### What you are asked to do
Which of the lines in the data below contain the string "Bladder"? Copy each of them.

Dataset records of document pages
-*-*-
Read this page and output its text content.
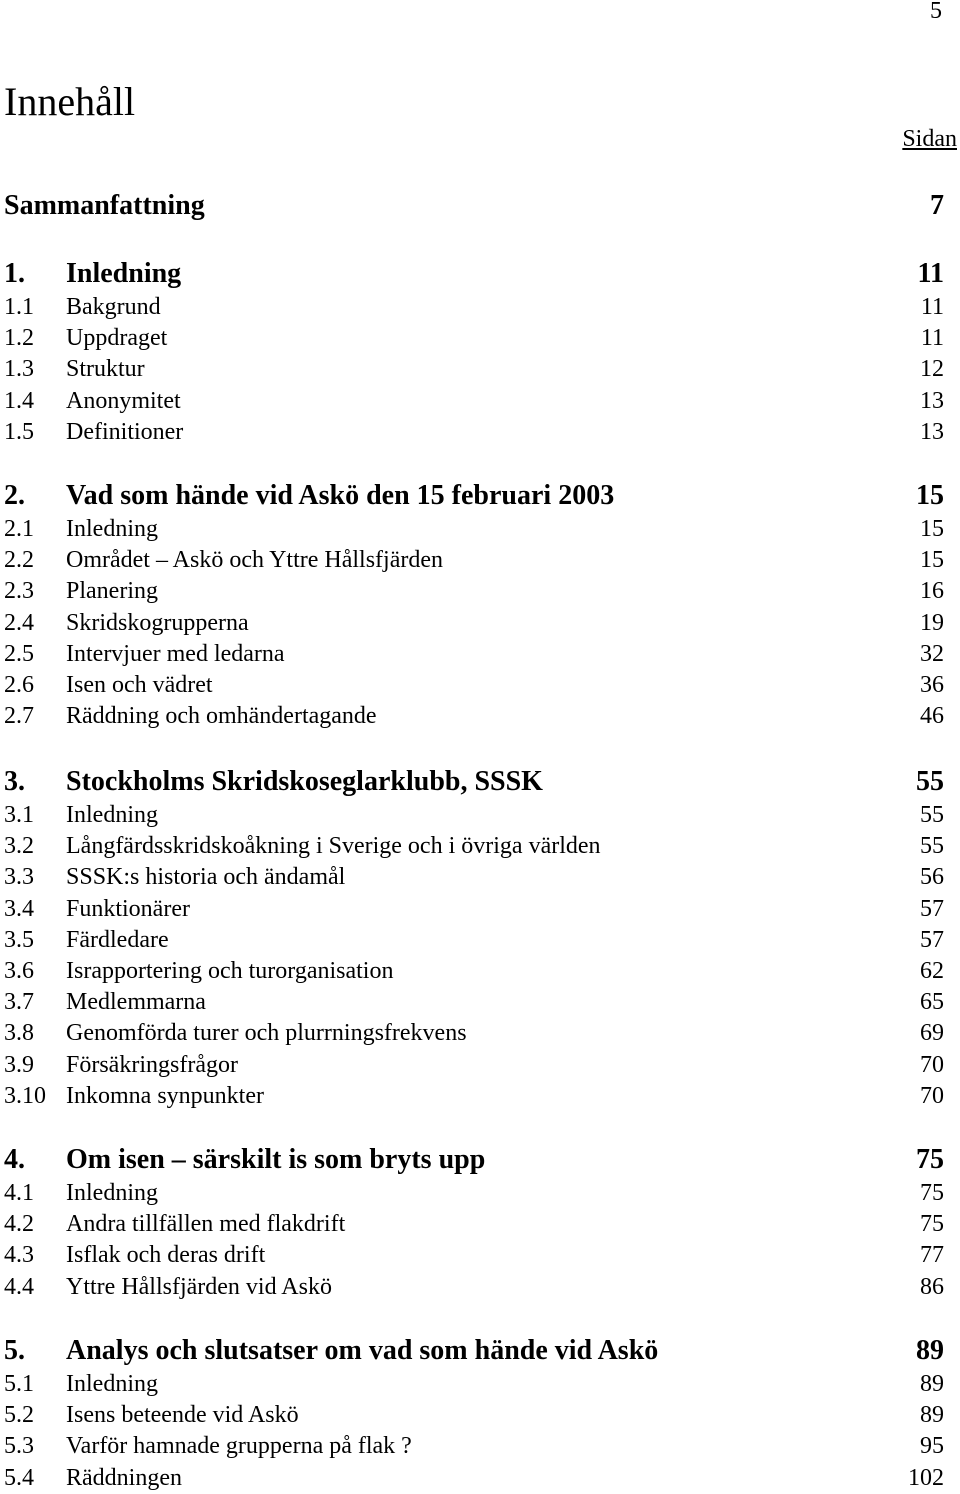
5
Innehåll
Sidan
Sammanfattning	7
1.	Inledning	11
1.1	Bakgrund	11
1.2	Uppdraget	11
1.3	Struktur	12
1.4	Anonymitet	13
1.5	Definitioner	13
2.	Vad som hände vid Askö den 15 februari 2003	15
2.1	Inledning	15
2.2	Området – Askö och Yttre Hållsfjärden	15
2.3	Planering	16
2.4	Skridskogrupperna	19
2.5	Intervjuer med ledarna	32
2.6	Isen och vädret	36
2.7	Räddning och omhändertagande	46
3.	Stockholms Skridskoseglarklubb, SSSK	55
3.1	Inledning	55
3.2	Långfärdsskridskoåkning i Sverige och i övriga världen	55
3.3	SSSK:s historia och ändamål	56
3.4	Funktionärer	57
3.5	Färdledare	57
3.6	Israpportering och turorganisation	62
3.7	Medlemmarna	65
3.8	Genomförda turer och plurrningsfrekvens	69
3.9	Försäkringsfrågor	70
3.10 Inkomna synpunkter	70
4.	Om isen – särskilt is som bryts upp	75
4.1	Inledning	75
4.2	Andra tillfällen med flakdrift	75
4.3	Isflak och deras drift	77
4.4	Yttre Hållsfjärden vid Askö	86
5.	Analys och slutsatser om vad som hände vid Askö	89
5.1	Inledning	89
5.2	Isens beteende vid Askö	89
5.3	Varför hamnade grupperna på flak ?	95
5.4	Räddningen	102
-*-*-
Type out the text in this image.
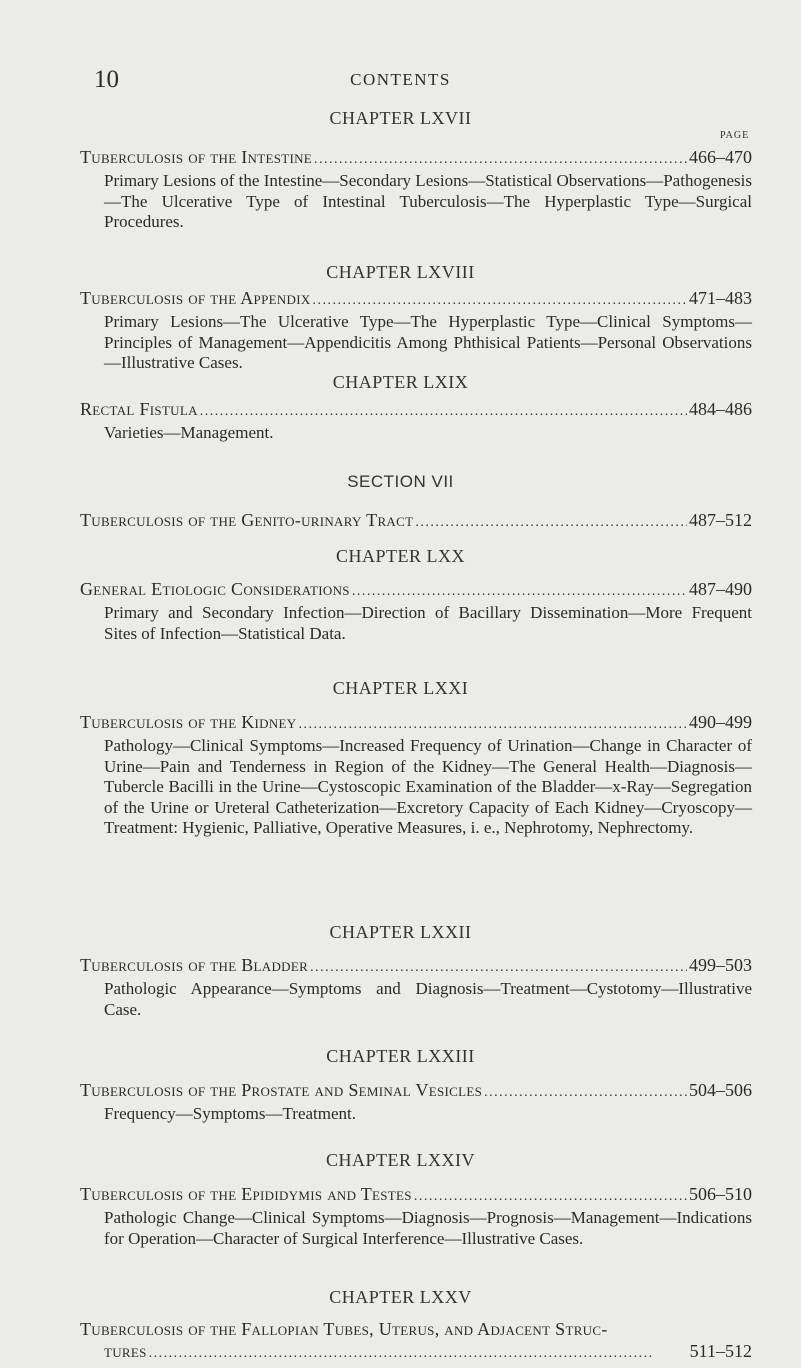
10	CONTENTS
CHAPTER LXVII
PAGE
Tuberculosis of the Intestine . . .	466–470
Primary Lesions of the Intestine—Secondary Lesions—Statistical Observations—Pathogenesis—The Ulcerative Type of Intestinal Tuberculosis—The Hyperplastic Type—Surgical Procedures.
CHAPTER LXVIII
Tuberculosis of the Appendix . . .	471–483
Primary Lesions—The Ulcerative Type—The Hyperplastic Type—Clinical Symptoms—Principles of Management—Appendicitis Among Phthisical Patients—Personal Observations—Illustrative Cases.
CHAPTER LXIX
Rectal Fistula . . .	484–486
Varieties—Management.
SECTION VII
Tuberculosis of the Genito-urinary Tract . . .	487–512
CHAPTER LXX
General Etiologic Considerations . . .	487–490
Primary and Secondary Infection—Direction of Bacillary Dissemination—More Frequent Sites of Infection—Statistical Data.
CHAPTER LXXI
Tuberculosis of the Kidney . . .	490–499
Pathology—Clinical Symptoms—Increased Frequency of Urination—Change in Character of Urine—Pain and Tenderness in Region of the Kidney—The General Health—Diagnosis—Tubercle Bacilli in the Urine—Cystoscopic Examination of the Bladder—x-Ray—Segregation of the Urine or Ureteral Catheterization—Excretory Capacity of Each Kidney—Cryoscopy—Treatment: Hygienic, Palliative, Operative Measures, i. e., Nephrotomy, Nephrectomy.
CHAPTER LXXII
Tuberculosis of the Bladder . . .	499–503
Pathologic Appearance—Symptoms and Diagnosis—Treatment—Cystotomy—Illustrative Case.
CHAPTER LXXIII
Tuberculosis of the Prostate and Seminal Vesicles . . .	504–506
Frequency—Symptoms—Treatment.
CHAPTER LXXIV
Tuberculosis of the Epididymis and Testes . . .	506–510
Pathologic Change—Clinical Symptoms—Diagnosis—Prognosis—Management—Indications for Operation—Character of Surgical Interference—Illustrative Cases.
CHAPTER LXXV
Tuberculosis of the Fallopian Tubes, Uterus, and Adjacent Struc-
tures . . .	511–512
-*-*-
### Output of the task
Pathology—Clinical Symptoms—Increased Frequency of Urination—Change in Character of Urine—Pain and Tenderness in Region of the Kidney—The General Health—Diagnosis—Tubercle Bacilli in the Urine—Cystoscopic Examination of the Bladder—x-Ray—Segregation of the Urine or Ureteral Catheterization—Excretory Capacity of Each Kidney—Cryoscopy—Treatment: Hygienic, Palliative, Operative Measures, i. e., Nephrotomy, Nephrectomy.
Tuberculosis of the Bladder . . .	499–503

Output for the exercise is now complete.